=== Requirements ===
Pick every line with "false" from the material below.

=== Listed records ===
[START]
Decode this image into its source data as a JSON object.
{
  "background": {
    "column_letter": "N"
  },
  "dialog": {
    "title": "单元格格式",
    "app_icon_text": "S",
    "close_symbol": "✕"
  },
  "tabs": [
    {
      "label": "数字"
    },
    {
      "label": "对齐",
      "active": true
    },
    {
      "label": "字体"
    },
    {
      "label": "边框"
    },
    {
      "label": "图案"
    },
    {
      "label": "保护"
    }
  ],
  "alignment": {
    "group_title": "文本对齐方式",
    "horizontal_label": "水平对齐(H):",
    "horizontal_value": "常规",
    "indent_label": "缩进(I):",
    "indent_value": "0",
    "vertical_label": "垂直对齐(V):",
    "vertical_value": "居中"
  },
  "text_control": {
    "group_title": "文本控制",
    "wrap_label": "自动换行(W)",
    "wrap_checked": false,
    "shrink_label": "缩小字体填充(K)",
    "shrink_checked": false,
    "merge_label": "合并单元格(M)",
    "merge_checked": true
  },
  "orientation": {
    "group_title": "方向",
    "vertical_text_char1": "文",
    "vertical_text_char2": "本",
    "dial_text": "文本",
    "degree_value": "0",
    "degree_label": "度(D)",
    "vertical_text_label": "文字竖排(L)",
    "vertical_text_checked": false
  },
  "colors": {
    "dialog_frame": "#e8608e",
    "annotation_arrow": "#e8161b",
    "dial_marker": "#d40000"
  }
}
[END]
=== Problem solution ===
    "wrap_checked": false,
    "shrink_checked": false,
    "vertical_text_checked": false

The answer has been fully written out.